What you need to do: Write out the full set of records below exactly.
━━━━━━━━━━━━━━━━━━━━
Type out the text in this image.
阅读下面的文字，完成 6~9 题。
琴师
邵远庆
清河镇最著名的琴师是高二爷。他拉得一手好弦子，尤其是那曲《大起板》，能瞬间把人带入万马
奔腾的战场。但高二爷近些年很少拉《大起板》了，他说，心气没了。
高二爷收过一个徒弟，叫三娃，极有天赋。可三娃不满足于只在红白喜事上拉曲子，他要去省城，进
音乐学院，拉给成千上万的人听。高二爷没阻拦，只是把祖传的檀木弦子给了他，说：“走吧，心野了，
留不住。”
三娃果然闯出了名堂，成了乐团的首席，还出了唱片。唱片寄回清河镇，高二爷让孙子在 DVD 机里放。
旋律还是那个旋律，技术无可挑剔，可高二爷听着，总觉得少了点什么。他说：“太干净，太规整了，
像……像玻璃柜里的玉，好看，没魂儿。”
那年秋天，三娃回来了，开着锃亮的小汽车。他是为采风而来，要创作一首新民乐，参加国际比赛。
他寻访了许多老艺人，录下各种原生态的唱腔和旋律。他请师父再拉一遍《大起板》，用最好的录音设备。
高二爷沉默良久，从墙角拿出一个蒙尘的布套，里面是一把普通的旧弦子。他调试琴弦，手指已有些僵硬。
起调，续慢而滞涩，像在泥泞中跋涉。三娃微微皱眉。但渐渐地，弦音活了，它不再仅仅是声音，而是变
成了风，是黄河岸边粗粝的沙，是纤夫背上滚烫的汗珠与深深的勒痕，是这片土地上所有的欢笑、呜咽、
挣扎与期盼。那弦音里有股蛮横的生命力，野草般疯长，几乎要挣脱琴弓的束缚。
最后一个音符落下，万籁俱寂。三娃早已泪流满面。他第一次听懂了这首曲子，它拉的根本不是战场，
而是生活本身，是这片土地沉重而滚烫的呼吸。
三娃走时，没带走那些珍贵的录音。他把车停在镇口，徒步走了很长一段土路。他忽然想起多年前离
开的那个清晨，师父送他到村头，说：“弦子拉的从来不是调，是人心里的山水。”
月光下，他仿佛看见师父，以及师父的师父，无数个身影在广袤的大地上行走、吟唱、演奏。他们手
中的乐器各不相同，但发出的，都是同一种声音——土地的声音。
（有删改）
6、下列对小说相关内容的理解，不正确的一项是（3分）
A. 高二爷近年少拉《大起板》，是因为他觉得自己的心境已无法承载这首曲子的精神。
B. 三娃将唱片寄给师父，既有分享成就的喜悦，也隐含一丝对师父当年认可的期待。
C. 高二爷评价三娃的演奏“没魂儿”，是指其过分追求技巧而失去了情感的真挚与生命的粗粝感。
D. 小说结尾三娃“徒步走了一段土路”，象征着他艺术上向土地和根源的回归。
━━━━━━━━━━━━━━━━━━━━
Written answer:
Type out the text in this image.
阅读下面的文字，完成 6~9 题。
琴师
邵远庆
清河镇最著名的琴师是高二爷。他拉得一手好弦子，尤其是那曲《大起板》，能瞬间把人带入万马
奔腾的战场。但高二爷近些年很少拉《大起板》了，他说，心气没了。
高二爷收过一个徒弟，叫三娃，极有天赋。可三娃不满足于只在红白喜事上拉曲子，他要去省城，进
音乐学院，拉给成千上万的人听。高二爷没阻拦，只是把祖传的檀木弦子给了他，说：“走吧，心野了，
留不住。”
三娃果然闯出了名堂，成了乐团的首席，还出了唱片。唱片寄回清河镇，高二爷让孙子在 DVD 机里放。
旋律还是那个旋律，技术无可挑剔，可高二爷听着，总觉得少了点什么。他说：“太干净，太规整了，
像……像玻璃柜里的玉，好看，没魂儿。”
那年秋天，三娃回来了，开着锃亮的小汽车。他是为采风而来，要创作一首新民乐，参加国际比赛。
他寻访了许多老艺人，录下各种原生态的唱腔和旋律。他请师父再拉一遍《大起板》，用最好的录音设备。
高二爷沉默良久，从墙角拿出一个蒙尘的布套，里面是一把普通的旧弦子。他调试琴弦，手指已有些僵硬。
起调，续慢而滞涩，像在泥泞中跋涉。三娃微微皱眉。但渐渐地，弦音活了，它不再仅仅是声音，而是变
成了风，是黄河岸边粗粝的沙，是纤夫背上滚烫的汗珠与深深的勒痕，是这片土地上所有的欢笑、呜咽、
挣扎与期盼。那弦音里有股蛮横的生命力，野草般疯长，几乎要挣脱琴弓的束缚。
最后一个音符落下，万籁俱寂。三娃早已泪流满面。他第一次听懂了这首曲子，它拉的根本不是战场，
而是生活本身，是这片土地沉重而滚烫的呼吸。
三娃走时，没带走那些珍贵的录音。他把车停在镇口，徒步走了很长一段土路。他忽然想起多年前离
开的那个清晨，师父送他到村头，说：“弦子拉的从来不是调，是人心里的山水。”
月光下，他仿佛看见师父，以及师父的师父，无数个身影在广袤的大地上行走、吟唱、演奏。他们手
中的乐器各不相同，但发出的，都是同一种声音——土地的声音。
（有删改）
6、下列对小说相关内容的理解，不正确的一项是（3分）
A. 高二爷近年少拉《大起板》，是因为他觉得自己的心境已无法承载这首曲子的精神。
B. 三娃将唱片寄给师父，既有分享成就的喜悦，也隐含一丝对师父当年认可的期待。
C. 高二爷评价三娃的演奏“没魂儿”，是指其过分追求技巧而失去了情感的真挚与生命的粗粝感。
D. 小说结尾三娃“徒步走了一段土路”，象征着他艺术上向土地和根源的回归。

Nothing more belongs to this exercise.